## TASK DIRECTIONS
Images are not part of the copy; transcribe all the data exactly.

********************

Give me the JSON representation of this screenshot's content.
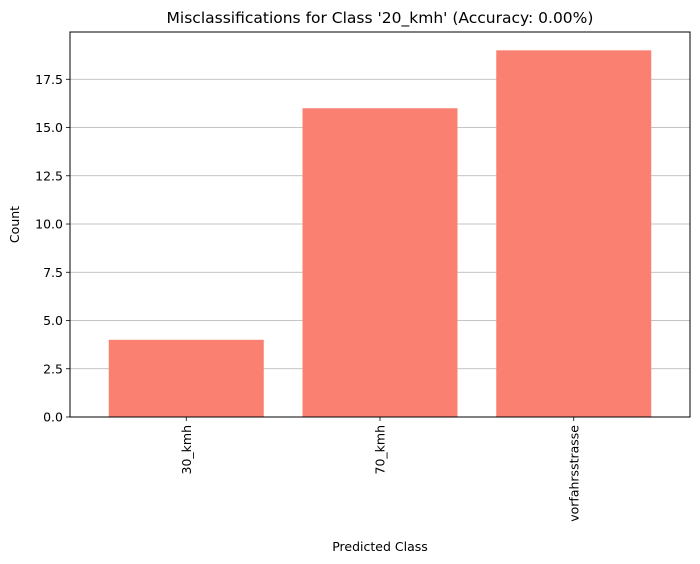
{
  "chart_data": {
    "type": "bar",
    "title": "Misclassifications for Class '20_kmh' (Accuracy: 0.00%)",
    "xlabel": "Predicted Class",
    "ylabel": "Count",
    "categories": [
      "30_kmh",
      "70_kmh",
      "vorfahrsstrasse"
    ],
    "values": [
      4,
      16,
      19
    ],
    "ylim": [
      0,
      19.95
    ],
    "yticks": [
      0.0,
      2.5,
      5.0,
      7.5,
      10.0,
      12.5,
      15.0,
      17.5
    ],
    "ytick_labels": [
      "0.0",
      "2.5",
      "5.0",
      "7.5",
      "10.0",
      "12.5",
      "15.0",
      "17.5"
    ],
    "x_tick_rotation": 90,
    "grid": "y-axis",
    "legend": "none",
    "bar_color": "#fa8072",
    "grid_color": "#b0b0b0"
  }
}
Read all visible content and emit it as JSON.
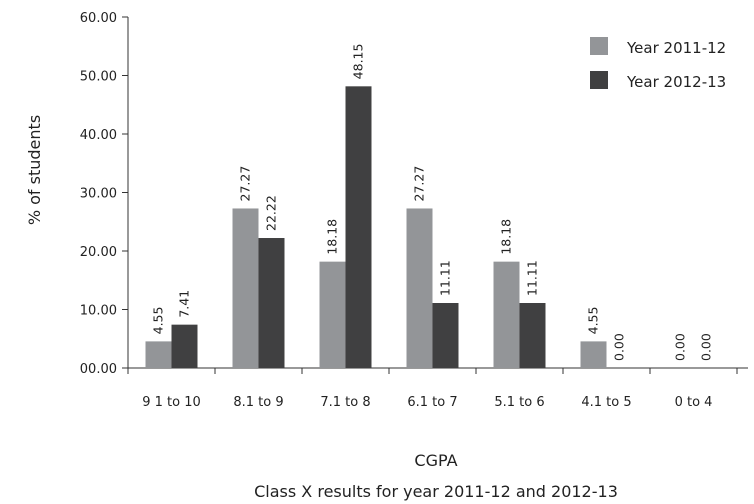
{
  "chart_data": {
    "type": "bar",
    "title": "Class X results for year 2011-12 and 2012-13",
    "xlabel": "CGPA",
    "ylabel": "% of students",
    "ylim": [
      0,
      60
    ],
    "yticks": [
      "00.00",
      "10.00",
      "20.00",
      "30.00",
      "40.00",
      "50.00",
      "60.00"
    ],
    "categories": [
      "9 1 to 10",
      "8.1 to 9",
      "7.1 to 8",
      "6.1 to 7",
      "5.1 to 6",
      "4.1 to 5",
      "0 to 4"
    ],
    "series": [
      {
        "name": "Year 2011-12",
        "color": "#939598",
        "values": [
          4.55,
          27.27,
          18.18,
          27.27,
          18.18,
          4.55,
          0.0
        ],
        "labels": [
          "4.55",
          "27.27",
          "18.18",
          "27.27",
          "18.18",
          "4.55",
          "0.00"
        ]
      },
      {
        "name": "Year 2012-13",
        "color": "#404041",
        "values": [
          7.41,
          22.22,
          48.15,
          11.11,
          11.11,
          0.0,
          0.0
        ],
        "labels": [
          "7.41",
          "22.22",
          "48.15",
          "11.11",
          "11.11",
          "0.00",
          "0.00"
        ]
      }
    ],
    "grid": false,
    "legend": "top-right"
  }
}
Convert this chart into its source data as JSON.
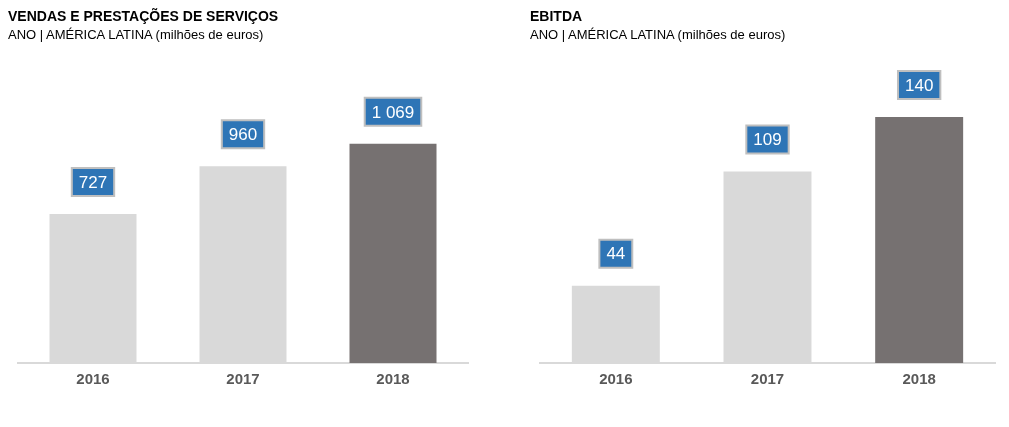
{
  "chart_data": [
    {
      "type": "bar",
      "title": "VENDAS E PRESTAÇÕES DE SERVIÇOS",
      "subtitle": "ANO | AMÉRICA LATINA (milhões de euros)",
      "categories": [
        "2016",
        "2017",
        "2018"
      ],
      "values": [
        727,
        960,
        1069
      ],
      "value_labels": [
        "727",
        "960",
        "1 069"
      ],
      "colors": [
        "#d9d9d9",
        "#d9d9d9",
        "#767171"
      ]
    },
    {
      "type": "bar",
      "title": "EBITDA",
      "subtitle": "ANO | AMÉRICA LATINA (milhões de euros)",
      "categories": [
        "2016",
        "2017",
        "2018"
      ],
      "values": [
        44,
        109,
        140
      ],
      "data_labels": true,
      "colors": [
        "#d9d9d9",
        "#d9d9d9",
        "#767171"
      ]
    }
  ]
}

********************

## RIGHT ANSWER
Give me the JSON representation of this screenshot's content.
{
  "chart_data": {
    "type": "bar",
    "title": "Misclassifications for Class '20_kmh' (Accuracy: 0.00%)",
    "xlabel": "Predicted Class",
    "ylabel": "Count",
    "categories": [
      "30_kmh",
      "70_kmh",
      "vorfahrsstrasse"
    ],
    "values": [
      4,
      16,
      19
    ],
    "ylim": [
      0,
      19.95
    ],
    "yticks": [
      0.0,
      2.5,
      5.0,
      7.5,
      10.0,
      12.5,
      15.0,
      17.5
    ],
    "ytick_labels": [
      "0.0",
      "2.5",
      "5.0",
      "7.5",
      "10.0",
      "12.5",
      "15.0",
      "17.5"
    ],
    "x_tick_rotation": 90,
    "grid": "y-axis",
    "legend": "none",
    "bar_color": "#fa8072",
    "grid_color": "#b0b0b0"
  }
}
Read all visible content and emit it as JSON.
{
  "chart_data": {
    "type": "bar",
    "title": "Class X results for year 2011-12 and 2012-13",
    "xlabel": "CGPA",
    "ylabel": "% of students",
    "ylim": [
      0,
      60
    ],
    "yticks": [
      "00.00",
      "10.00",
      "20.00",
      "30.00",
      "40.00",
      "50.00",
      "60.00"
    ],
    "categories": [
      "9 1 to 10",
      "8.1 to 9",
      "7.1 to 8",
      "6.1 to 7",
      "5.1 to 6",
      "4.1 to 5",
      "0 to 4"
    ],
    "series": [
      {
        "name": "Year 2011-12",
        "color": "#939598",
        "values": [
          4.55,
          27.27,
          18.18,
          27.27,
          18.18,
          4.55,
          0.0
        ],
        "labels": [
          "4.55",
          "27.27",
          "18.18",
          "27.27",
          "18.18",
          "4.55",
          "0.00"
        ]
      },
      {
        "name": "Year 2012-13",
        "color": "#404041",
        "values": [
          7.41,
          22.22,
          48.15,
          11.11,
          11.11,
          0.0,
          0.0
        ],
        "labels": [
          "7.41",
          "22.22",
          "48.15",
          "11.11",
          "11.11",
          "0.00",
          "0.00"
        ]
      }
    ],
    "grid": false,
    "legend": "top-right"
  }
}
Convert this chart into its source data as JSON.
{
  "chart_data": [
    {
      "type": "bar",
      "title": "VENDAS E PRESTAÇÕES DE SERVIÇOS",
      "subtitle": "ANO | AMÉRICA LATINA (milhões de euros)",
      "categories": [
        "2016",
        "2017",
        "2018"
      ],
      "values": [
        727,
        960,
        1069
      ],
      "value_labels": [
        "727",
        "960",
        "1 069"
      ],
      "colors": [
        "#d9d9d9",
        "#d9d9d9",
        "#767171"
      ]
    },
    {
      "type": "bar",
      "title": "EBITDA",
      "subtitle": "ANO | AMÉRICA LATINA (milhões de euros)",
      "categories": [
        "2016",
        "2017",
        "2018"
      ],
      "values": [
        44,
        109,
        140
      ],
      "data_labels": true,
      "colors": [
        "#d9d9d9",
        "#d9d9d9",
        "#767171"
      ]
    }
  ]
}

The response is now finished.